--- START OF Reading passage ---

But Joan isn’t. I never knew the first line until I just looked it up. “Joan was quizzical, studied pataphysical science in the home”
'Pataphysics is a “philosophy” of science invented by French writer Alfred Jarry intended to be a parody of science. Difficult to be simply defined or pinned down, it has been described as the “science of imaginary solutions”.
Gobsmacked me. Who knew McCartney was capable of references this deep and apposite?
… also a nice sideswipe at the quality of home-based schooling…

Gobsmacked me. Who knew McCartney was capable of references this deep and apposite?
He’s a pretty well-read dude. “Jenny Wren” is a Dickens reference, and he managed to work a “peradventure” into the lyrics on the same album (Chaos and Creation in the Backyard, an excellent record).

…the father of thermodynamics James Clerk Maxwell.
And perhaps more relevantly, the guy who developed the complete classical (including relativistic, decades before Einstein) description of electromagnetism. He deserves to be better remembered-- It’s a tragedy that the fourth-greatest physicist in all of history was eclipsed so soon after by the third-greatest.

--- END OF Reading passage ---

:: Instructions ::
(a) For each statement, decide whether it agrees with the comment thread on McCartney's lyrics. Answer yes or no, and quote the words from the thread that settle it. (i) Pataphysics was invented by a French writer. (ii) Chaos and Creation in the Backyard is called a weak record. (iii) Maxwell's description of electromagnetism came after Einstein's.
(b) Write the next comment in the thread on McCartney's lyrics, picking up after its final remark about Maxwell.

--- START OF Dataset records ---

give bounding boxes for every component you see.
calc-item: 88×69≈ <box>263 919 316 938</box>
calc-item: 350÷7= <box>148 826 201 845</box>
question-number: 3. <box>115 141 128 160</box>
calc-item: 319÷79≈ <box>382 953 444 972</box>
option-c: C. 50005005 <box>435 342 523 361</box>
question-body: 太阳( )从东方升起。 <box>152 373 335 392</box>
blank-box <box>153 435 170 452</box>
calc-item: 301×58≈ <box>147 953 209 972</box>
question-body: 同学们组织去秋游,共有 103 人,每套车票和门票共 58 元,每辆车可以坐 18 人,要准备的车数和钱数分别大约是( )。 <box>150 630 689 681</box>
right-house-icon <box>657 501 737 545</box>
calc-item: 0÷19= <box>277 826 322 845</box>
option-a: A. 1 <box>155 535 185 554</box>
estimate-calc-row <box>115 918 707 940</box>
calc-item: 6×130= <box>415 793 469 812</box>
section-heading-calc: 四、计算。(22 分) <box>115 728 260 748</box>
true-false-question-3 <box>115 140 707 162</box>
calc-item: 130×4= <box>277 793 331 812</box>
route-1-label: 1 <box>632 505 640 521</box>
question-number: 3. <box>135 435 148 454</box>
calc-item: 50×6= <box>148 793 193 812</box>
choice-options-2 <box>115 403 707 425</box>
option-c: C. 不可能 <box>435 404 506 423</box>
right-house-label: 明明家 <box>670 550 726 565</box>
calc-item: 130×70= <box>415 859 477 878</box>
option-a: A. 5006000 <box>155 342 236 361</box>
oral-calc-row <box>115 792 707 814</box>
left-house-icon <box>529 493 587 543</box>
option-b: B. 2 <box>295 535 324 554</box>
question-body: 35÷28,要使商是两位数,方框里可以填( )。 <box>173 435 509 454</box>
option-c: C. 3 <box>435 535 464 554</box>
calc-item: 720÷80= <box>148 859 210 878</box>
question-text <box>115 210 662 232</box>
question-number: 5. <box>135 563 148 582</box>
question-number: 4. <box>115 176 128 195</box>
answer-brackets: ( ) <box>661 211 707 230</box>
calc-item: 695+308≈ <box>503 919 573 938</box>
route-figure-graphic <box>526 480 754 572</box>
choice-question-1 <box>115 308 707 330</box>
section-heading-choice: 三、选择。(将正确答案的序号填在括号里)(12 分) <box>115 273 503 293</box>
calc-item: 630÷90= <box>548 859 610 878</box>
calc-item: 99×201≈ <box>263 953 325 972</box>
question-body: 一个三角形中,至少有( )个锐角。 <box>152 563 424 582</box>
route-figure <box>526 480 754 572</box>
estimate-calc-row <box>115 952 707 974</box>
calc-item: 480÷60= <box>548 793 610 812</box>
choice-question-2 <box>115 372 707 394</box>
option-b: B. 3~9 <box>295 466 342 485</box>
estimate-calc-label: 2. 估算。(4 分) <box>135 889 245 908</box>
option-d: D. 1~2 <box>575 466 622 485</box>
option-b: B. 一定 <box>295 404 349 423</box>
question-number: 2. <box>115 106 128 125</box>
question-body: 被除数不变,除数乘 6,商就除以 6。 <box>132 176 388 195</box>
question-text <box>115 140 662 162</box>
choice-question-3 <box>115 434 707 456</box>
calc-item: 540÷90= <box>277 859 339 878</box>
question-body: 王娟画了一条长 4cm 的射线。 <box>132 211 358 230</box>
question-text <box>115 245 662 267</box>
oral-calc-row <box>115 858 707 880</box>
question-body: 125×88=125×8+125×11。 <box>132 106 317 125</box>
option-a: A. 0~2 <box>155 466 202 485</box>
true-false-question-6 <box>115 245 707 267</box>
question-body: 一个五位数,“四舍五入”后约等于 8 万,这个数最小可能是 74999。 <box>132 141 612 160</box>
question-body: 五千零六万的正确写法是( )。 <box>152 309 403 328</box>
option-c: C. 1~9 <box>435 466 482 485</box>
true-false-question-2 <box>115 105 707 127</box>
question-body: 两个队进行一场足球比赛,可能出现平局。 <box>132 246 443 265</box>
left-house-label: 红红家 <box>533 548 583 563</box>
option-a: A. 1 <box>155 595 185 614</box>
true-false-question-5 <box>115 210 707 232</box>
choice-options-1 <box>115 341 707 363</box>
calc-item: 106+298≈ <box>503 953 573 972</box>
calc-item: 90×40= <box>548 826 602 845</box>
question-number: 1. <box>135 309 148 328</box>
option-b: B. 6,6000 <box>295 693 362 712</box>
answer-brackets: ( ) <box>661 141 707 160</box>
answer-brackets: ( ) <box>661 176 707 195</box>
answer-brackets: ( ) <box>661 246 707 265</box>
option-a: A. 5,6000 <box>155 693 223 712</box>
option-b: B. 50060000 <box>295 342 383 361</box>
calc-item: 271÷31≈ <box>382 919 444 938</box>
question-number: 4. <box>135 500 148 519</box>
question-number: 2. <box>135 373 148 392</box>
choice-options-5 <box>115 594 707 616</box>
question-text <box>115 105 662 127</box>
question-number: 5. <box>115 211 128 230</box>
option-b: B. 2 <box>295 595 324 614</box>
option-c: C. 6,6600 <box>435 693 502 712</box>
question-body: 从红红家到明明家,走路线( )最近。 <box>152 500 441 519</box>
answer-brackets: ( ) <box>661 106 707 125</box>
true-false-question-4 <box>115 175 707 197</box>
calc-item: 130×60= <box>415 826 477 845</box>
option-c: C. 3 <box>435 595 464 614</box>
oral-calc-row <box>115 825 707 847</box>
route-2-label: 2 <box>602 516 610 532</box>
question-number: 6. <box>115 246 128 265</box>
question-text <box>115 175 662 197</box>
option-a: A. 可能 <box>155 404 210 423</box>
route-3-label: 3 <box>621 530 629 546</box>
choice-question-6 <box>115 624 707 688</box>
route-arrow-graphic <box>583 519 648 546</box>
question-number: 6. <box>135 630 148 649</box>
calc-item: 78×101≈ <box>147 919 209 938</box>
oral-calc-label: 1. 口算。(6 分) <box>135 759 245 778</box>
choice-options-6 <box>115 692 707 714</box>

--- END OF Dataset records ---

:: The replies ::
(a)
(i) Yes: "'Pataphysics is a “philosophy” of science invented by French writer Alfred Jarry"
(ii) No: "(Chaos and Creation in the Backyard, an excellent record)"
(iii) No: "the complete classical (including relativistic, decades before Einstein) description of electromagnetism"

(b)
“Joan was quizzical, studied pataphysical science in the home”
TIL that the word is “pataphysical,” which I had never heard before today, not “metaphysical,” which is what I have heard since 1969.
Yes, “metaphysical science” makes no sense, especially when connected with “test tubes,” but I thought that was just McCartney being whimsical. Of course, it doesn’t seem as though pataphysical science would have much need for test tubes, either.

The protagonist of “Maxwell’s Silver Hammer” is Maxwell Edison.
But how old is he? He is a student, apparently a college student, but being made to "She tells Max to stay when the class has gone away
So he waits behind
Writing fifty times I must not be so, uh oh oh" sound liek High School os less?